◆ Aim of the task
Search the material below for the word "BINANCE" and copy every line in which it occurs.

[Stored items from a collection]
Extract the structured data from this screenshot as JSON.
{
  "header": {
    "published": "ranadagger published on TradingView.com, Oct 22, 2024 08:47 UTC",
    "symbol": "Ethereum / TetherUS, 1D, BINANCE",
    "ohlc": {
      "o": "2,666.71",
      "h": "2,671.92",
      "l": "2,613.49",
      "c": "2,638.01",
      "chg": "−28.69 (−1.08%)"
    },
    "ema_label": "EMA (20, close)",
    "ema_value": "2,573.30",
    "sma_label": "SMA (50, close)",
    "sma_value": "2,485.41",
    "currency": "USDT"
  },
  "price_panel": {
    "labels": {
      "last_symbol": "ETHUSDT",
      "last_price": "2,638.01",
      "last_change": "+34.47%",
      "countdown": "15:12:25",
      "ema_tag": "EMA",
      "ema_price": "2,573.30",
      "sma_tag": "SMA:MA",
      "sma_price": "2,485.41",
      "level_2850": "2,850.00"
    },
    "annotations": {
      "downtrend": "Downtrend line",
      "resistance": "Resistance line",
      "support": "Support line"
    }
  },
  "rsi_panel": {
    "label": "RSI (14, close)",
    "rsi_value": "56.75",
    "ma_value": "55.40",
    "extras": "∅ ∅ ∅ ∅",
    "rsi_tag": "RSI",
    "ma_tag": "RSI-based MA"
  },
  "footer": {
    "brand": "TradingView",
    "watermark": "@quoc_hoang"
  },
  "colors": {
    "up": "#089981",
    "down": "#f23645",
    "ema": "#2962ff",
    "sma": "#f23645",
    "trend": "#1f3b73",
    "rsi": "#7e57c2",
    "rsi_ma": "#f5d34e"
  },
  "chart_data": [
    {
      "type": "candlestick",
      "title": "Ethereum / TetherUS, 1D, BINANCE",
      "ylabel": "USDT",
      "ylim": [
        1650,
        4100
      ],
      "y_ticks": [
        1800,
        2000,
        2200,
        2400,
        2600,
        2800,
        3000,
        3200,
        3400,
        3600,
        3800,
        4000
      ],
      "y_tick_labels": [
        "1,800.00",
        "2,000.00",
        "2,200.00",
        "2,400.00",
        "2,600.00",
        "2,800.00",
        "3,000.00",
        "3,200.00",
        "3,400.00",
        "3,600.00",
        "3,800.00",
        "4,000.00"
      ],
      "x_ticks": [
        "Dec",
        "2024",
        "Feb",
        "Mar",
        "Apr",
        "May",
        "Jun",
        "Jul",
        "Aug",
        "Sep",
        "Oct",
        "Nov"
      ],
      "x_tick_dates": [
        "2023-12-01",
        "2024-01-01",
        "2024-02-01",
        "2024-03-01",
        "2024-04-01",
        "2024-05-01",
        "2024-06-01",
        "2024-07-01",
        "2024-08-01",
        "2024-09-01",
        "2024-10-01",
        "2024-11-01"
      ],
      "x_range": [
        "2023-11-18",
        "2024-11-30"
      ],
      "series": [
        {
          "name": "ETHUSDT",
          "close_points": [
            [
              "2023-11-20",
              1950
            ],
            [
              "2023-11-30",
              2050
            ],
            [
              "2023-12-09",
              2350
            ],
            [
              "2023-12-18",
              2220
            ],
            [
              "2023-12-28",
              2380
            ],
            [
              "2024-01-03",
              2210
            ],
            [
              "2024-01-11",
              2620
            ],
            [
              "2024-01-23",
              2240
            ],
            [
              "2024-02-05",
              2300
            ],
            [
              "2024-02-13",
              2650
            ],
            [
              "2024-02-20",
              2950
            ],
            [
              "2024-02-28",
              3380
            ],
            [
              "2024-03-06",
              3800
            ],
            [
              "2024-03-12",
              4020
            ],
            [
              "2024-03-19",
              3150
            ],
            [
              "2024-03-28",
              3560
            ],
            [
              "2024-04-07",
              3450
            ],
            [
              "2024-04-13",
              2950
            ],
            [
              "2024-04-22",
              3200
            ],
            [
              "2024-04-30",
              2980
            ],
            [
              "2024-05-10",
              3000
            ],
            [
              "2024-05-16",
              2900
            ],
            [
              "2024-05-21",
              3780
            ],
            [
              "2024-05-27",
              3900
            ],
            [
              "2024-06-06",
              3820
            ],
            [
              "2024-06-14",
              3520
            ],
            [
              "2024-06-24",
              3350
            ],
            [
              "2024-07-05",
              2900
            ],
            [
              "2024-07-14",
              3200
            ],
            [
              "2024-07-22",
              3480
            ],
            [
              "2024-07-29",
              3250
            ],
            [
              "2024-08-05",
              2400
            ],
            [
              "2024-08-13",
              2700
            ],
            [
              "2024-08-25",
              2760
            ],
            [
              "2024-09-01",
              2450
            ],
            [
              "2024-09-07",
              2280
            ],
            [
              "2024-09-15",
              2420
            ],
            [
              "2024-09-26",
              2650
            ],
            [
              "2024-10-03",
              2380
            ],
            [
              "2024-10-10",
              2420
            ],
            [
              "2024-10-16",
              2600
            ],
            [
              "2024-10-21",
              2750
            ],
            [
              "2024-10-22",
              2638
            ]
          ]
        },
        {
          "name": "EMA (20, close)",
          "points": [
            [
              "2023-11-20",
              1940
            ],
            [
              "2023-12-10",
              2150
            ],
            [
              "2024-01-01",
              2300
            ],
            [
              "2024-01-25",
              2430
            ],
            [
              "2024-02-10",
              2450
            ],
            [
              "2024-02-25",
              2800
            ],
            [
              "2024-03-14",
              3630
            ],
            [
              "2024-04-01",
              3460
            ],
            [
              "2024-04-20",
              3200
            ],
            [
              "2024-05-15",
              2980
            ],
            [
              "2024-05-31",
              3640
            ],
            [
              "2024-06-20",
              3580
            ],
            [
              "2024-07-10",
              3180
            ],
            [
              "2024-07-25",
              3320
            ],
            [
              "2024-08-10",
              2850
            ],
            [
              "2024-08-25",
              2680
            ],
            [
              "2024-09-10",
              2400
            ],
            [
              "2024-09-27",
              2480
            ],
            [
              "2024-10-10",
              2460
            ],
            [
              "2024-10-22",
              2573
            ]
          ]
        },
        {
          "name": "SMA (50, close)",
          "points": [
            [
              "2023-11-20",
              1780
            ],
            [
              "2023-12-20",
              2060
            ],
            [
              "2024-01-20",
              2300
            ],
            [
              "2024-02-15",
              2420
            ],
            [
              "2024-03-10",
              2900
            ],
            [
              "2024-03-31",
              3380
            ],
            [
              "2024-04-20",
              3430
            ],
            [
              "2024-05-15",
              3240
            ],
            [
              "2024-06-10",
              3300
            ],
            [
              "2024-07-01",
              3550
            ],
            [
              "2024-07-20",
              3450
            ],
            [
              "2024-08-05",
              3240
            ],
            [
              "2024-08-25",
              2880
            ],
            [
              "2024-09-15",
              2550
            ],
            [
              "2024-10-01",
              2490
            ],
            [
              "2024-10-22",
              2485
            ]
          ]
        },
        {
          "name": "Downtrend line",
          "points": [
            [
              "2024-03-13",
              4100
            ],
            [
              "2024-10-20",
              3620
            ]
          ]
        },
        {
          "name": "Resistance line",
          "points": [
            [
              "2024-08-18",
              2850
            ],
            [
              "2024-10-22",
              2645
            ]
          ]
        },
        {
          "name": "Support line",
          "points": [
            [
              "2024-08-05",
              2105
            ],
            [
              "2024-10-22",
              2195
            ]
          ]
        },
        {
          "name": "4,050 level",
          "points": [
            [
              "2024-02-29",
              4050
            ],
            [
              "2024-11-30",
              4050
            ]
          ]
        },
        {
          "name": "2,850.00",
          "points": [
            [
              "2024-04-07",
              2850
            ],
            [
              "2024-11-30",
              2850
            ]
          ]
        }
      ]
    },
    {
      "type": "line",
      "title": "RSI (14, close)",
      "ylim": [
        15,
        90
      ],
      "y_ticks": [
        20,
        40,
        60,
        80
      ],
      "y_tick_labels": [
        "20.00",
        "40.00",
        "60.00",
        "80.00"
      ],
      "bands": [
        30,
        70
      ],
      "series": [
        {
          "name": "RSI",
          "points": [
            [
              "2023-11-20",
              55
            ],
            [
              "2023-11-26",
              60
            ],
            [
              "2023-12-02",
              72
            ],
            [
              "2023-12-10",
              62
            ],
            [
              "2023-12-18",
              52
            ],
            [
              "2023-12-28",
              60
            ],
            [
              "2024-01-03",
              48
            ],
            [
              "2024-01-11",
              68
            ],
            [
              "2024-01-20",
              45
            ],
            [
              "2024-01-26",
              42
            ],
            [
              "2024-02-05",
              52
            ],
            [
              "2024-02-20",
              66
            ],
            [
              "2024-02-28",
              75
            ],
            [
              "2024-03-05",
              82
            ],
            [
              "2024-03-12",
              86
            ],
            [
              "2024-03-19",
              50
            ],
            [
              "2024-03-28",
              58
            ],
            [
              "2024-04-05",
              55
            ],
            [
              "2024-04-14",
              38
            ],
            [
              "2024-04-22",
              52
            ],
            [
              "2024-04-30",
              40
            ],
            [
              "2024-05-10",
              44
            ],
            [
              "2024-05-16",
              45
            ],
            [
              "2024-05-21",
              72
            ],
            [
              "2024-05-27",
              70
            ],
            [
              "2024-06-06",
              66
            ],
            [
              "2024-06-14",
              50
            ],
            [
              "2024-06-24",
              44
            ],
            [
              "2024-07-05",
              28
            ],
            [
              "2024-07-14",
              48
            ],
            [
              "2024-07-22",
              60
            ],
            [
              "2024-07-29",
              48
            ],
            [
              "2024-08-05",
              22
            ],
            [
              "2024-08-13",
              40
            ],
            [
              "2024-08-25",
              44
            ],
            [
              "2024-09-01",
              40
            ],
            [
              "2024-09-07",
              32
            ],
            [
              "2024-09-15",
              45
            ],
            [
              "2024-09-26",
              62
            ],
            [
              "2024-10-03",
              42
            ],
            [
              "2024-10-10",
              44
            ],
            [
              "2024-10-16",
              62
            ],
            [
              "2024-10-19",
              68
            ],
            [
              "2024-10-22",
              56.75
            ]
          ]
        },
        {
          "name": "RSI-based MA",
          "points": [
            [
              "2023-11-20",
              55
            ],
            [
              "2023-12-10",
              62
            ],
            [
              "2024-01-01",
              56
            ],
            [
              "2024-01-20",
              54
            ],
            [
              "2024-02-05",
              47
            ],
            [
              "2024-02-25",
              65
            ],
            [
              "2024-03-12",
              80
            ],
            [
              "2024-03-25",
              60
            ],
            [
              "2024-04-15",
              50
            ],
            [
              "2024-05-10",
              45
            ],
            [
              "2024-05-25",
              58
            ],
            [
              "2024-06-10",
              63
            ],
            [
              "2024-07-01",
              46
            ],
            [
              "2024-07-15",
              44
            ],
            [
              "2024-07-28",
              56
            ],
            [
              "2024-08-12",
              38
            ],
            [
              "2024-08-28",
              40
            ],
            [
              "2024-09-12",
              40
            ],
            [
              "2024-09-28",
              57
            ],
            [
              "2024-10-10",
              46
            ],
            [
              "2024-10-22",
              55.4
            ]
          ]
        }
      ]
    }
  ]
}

◆ Result of this exercise
    "symbol": "Ethereum / TetherUS, 1D, BINANCE",
      "title": "Ethereum / TetherUS, 1D, BINANCE",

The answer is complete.